* _WHAT TO WORK ON_
Reproduce the line containing "What's the underlying" exactly, along with each line after it through the end of the data; pictures are left out.

Figure content listings:
⟨

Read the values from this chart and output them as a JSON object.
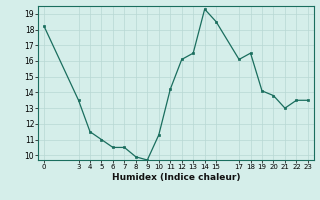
{
  "x": [
    0,
    3,
    4,
    5,
    6,
    7,
    8,
    9,
    10,
    11,
    12,
    13,
    14,
    15,
    17,
    18,
    19,
    20,
    21,
    22,
    23
  ],
  "y": [
    18.2,
    13.5,
    11.5,
    11.0,
    10.5,
    10.5,
    9.9,
    9.7,
    11.3,
    14.2,
    16.1,
    16.5,
    19.3,
    18.5,
    16.1,
    16.5,
    14.1,
    13.8,
    13.0,
    13.5,
    13.5
  ],
  "xlim": [
    -0.5,
    23.5
  ],
  "ylim": [
    9.7,
    19.5
  ],
  "yticks": [
    10,
    11,
    12,
    13,
    14,
    15,
    16,
    17,
    18,
    19
  ],
  "xticks": [
    0,
    3,
    4,
    5,
    6,
    7,
    8,
    9,
    10,
    11,
    12,
    13,
    14,
    15,
    17,
    18,
    19,
    20,
    21,
    22,
    23
  ],
  "xlabel": "Humidex (Indice chaleur)",
  "line_color": "#1a6e5e",
  "marker_color": "#1a6e5e",
  "bg_color": "#d5eeea",
  "grid_color_minor": "#c8e4e0",
  "grid_color_major": "#b8d8d4",
  "spine_color": "#1a6e5e"
}
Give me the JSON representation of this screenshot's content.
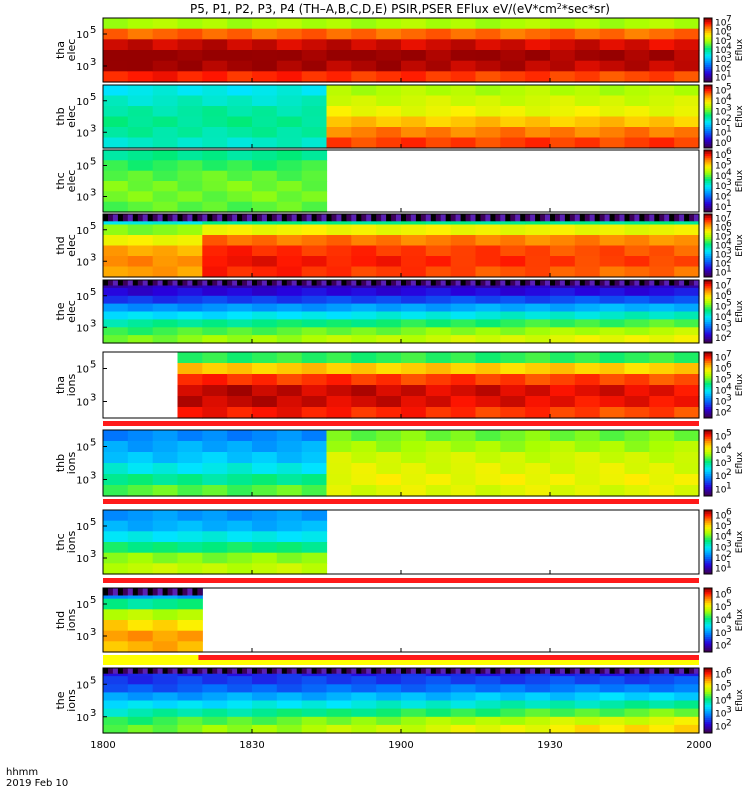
{
  "title": "P5, P1, P2, P3, P4 (TH–A,B,C,D,E) PSIR,PSER EFlux eV/(eV*cm",
  "title_sup": "2",
  "title_end": "*sec*sr)",
  "footer": {
    "xunit": "hhmm",
    "date": "2019 Feb 10"
  },
  "colorbar_label": "Eflux",
  "colors": {
    "red": "#ff1a1a",
    "yellow": "#ffff00",
    "black": "#000000"
  },
  "chart_data": {
    "type": "heatmap",
    "x_ticks": [
      "1800",
      "1830",
      "1900",
      "1930",
      "2000"
    ],
    "panels": [
      {
        "id": "tha-elec",
        "label": [
          "tha",
          "elec"
        ],
        "y_ticks": [
          "10",
          "10"
        ],
        "y_exps": [
          "5",
          "3"
        ],
        "cb_ticks": [
          "10",
          "10",
          "10",
          "10",
          "10",
          "10",
          "10"
        ],
        "cb_exps": [
          "7",
          "6",
          "5",
          "4",
          "3",
          "2",
          "1"
        ],
        "data_start": 0.0,
        "data_end": 1.0,
        "bins": 6,
        "profile": [
          5.0,
          6.6,
          7.3,
          7.6,
          7.5,
          7.0
        ],
        "time_trend": -0.3,
        "flags": []
      },
      {
        "id": "thb-elec",
        "label": [
          "thb",
          "elec"
        ],
        "y_ticks": [
          "10",
          "10"
        ],
        "y_exps": [
          "5",
          "3"
        ],
        "cb_ticks": [
          "10",
          "10",
          "10",
          "10",
          "10",
          "10"
        ],
        "cb_exps": [
          "5",
          "4",
          "3",
          "2",
          "1",
          "0"
        ],
        "data_start": 0.0,
        "data_end": 1.0,
        "bins": 6,
        "profile": [
          2.0,
          2.2,
          2.4,
          2.5,
          2.4,
          2.2
        ],
        "step_at": 0.36,
        "step_profile": [
          3.4,
          3.6,
          3.8,
          4.2,
          4.6,
          4.9
        ],
        "flags": []
      },
      {
        "id": "thc-elec",
        "label": [
          "thc",
          "elec"
        ],
        "y_ticks": [
          "10",
          "10"
        ],
        "y_exps": [
          "5",
          "3"
        ],
        "cb_ticks": [
          "10",
          "10",
          "10",
          "10",
          "10",
          "10"
        ],
        "cb_exps": [
          "6",
          "5",
          "4",
          "3",
          "2",
          "1"
        ],
        "data_start": 0.0,
        "data_end": 0.375,
        "bins": 6,
        "profile": [
          3.5,
          3.8,
          4.0,
          4.1,
          4.1,
          4.0
        ],
        "flags": []
      },
      {
        "id": "thd-elec",
        "label": [
          "thd",
          "elec"
        ],
        "y_ticks": [
          "10",
          "10"
        ],
        "y_exps": [
          "5",
          "3"
        ],
        "cb_ticks": [
          "10",
          "10",
          "10",
          "10",
          "10",
          "10",
          "10"
        ],
        "cb_exps": [
          "7",
          "6",
          "5",
          "4",
          "3",
          "2",
          "1"
        ],
        "data_start": 0.0,
        "data_end": 1.0,
        "bins": 6,
        "profile": [
          3.5,
          4.8,
          5.6,
          6.2,
          6.4,
          6.3
        ],
        "step_at": 0.16,
        "step_profile": [
          4.0,
          5.6,
          6.6,
          7.0,
          7.2,
          7.1
        ],
        "noise_top": true,
        "time_trend": -0.6,
        "flags": []
      },
      {
        "id": "the-elec",
        "label": [
          "the",
          "elec"
        ],
        "y_ticks": [
          "10",
          "10"
        ],
        "y_exps": [
          "5",
          "3"
        ],
        "cb_ticks": [
          "10",
          "10",
          "10",
          "10",
          "10",
          "10"
        ],
        "cb_exps": [
          "7",
          "6",
          "5",
          "4",
          "3",
          "2"
        ],
        "data_start": 0.0,
        "data_end": 1.0,
        "bins": 8,
        "profile": [
          2.0,
          2.2,
          2.6,
          3.2,
          3.8,
          4.4,
          4.8,
          5.1
        ],
        "noise_top": true,
        "time_trend": 0.8,
        "flags": []
      },
      {
        "id": "tha-ions",
        "label": [
          "tha",
          "ions"
        ],
        "y_ticks": [
          "10",
          "10"
        ],
        "y_exps": [
          "5",
          "3"
        ],
        "cb_ticks": [
          "10",
          "10",
          "10",
          "10",
          "10",
          "10"
        ],
        "cb_exps": [
          "7",
          "6",
          "5",
          "4",
          "3",
          "2"
        ],
        "data_start": 0.14,
        "data_end": 1.0,
        "bins": 6,
        "profile": [
          4.8,
          6.2,
          7.0,
          7.4,
          7.4,
          7.2
        ],
        "time_trend": -0.4,
        "flags": [
          {
            "color": "red",
            "start": 0.0,
            "end": 1.0
          }
        ]
      },
      {
        "id": "thb-ions",
        "label": [
          "thb",
          "ions"
        ],
        "y_ticks": [
          "10",
          "10"
        ],
        "y_exps": [
          "5",
          "3"
        ],
        "cb_ticks": [
          "10",
          "10",
          "10",
          "10",
          "10"
        ],
        "cb_exps": [
          "5",
          "4",
          "3",
          "2",
          "1"
        ],
        "data_start": 0.0,
        "data_end": 1.0,
        "bins": 6,
        "profile": [
          1.9,
          2.1,
          2.3,
          2.6,
          3.0,
          3.4
        ],
        "step_at": 0.36,
        "step_profile": [
          3.5,
          3.7,
          3.9,
          4.0,
          4.1,
          4.0
        ],
        "flags": [
          {
            "color": "red",
            "start": 0.0,
            "end": 1.0
          }
        ]
      },
      {
        "id": "thc-ions",
        "label": [
          "thc",
          "ions"
        ],
        "y_ticks": [
          "10",
          "10"
        ],
        "y_exps": [
          "5",
          "3"
        ],
        "cb_ticks": [
          "10",
          "10",
          "10",
          "10",
          "10",
          "10"
        ],
        "cb_exps": [
          "6",
          "5",
          "4",
          "3",
          "2",
          "1"
        ],
        "data_start": 0.0,
        "data_end": 0.37,
        "bins": 6,
        "profile": [
          2.3,
          2.5,
          3.0,
          3.6,
          4.2,
          4.5
        ],
        "flags": [
          {
            "color": "red",
            "start": 0.0,
            "end": 1.0
          }
        ]
      },
      {
        "id": "thd-ions",
        "label": [
          "thd",
          "ions"
        ],
        "y_ticks": [
          "10",
          "10"
        ],
        "y_exps": [
          "5",
          "3"
        ],
        "cb_ticks": [
          "10",
          "10",
          "10",
          "10",
          "10"
        ],
        "cb_exps": [
          "6",
          "5",
          "4",
          "3",
          "2"
        ],
        "data_start": 0.0,
        "data_end": 0.165,
        "bins": 6,
        "profile": [
          3.0,
          4.0,
          4.8,
          5.3,
          5.6,
          5.5
        ],
        "noise_top": true,
        "flags": [
          {
            "color": "yellow",
            "start": 0.0,
            "end": 0.16
          },
          {
            "color": "red",
            "start": 0.16,
            "end": 1.0
          }
        ]
      },
      {
        "id": "the-ions",
        "label": [
          "the",
          "ions"
        ],
        "y_ticks": [
          "10",
          "10"
        ],
        "y_exps": [
          "5",
          "3"
        ],
        "cb_ticks": [
          "10",
          "10",
          "10",
          "10",
          "10"
        ],
        "cb_exps": [
          "6",
          "5",
          "4",
          "3",
          "2"
        ],
        "data_start": 0.0,
        "data_end": 1.0,
        "bins": 8,
        "profile": [
          2.3,
          2.4,
          2.6,
          3.0,
          3.4,
          3.8,
          4.2,
          4.4
        ],
        "noise_top": true,
        "time_trend": 1.0,
        "flags": [
          {
            "color": "yellow",
            "start": 0.0,
            "end": 1.0
          }
        ]
      }
    ]
  }
}
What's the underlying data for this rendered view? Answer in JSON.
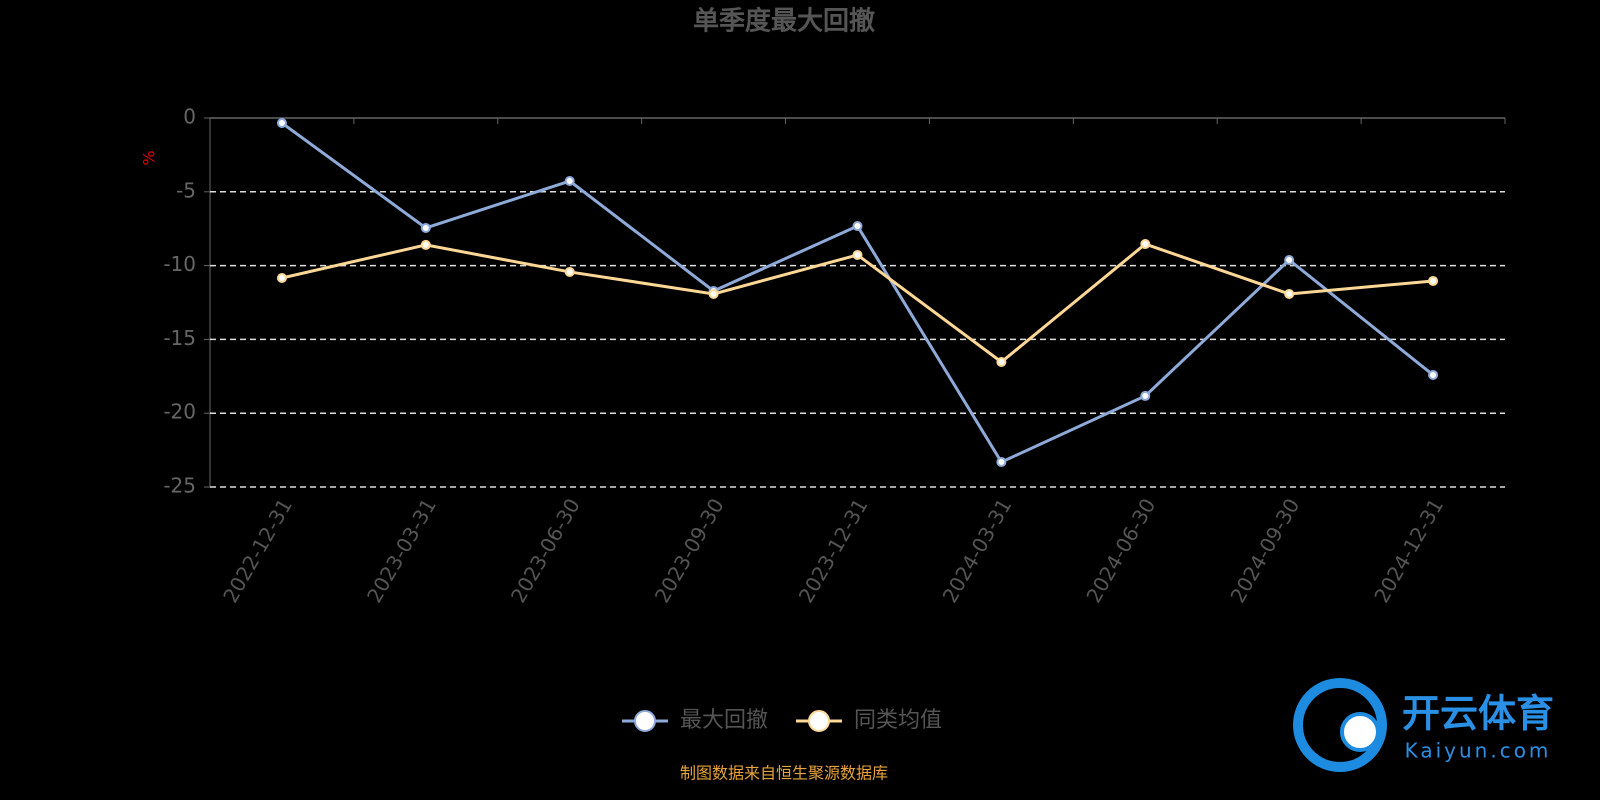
{
  "chart_data": {
    "type": "line",
    "title": "单季度最大回撤",
    "y_label": "%",
    "categories": [
      "2022-12-31",
      "2023-03-31",
      "2023-06-30",
      "2023-09-30",
      "2023-12-31",
      "2024-03-31",
      "2024-06-30",
      "2024-09-30",
      "2024-12-31"
    ],
    "series": [
      {
        "name": "最大回撤",
        "color": "#8eaad8",
        "values": [
          -0.34,
          -7.45,
          -4.27,
          -11.72,
          -7.32,
          -23.31,
          -18.83,
          -9.62,
          -17.41
        ]
      },
      {
        "name": "同类均值",
        "color": "#fdd796",
        "values": [
          -10.84,
          -8.6,
          -10.43,
          -11.92,
          -9.28,
          -16.53,
          -8.54,
          -11.92,
          -11.04
        ]
      }
    ],
    "ylim": [
      -25,
      0
    ],
    "yticks": [
      0,
      -5,
      -10,
      -15,
      -20,
      -25
    ],
    "grid": true,
    "legend_position": "bottom",
    "source": "制图数据来自恒生聚源数据库"
  },
  "watermark": {
    "brand": "开云体育",
    "site": "Kaiyun.com"
  }
}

⟩

* _TASK OUTPUT_
What's the underlying data for this rendered view? Answer in JSON.
{
  "chart_data": {
    "type": "line",
    "title": "单季度最大回撤",
    "y_label": "%",
    "categories": [
      "2022-12-31",
      "2023-03-31",
      "2023-06-30",
      "2023-09-30",
      "2023-12-31",
      "2024-03-31",
      "2024-06-30",
      "2024-09-30",
      "2024-12-31"
    ],
    "series": [
      {
        "name": "最大回撤",
        "color": "#8eaad8",
        "values": [
          -0.34,
          -7.45,
          -4.27,
          -11.72,
          -7.32,
          -23.31,
          -18.83,
          -9.62,
          -17.41
        ]
      },
      {
        "name": "同类均值",
        "color": "#fdd796",
        "values": [
          -10.84,
          -8.6,
          -10.43,
          -11.92,
          -9.28,
          -16.53,
          -8.54,
          -11.92,
          -11.04
        ]
      }
    ],
    "ylim": [
      -25,
      0
    ],
    "yticks": [
      0,
      -5,
      -10,
      -15,
      -20,
      -25
    ],
    "grid": true,
    "legend_position": "bottom",
    "source": "制图数据来自恒生聚源数据库"
  },
  "watermark": {
    "brand": "开云体育",
    "site": "Kaiyun.com"
  }
}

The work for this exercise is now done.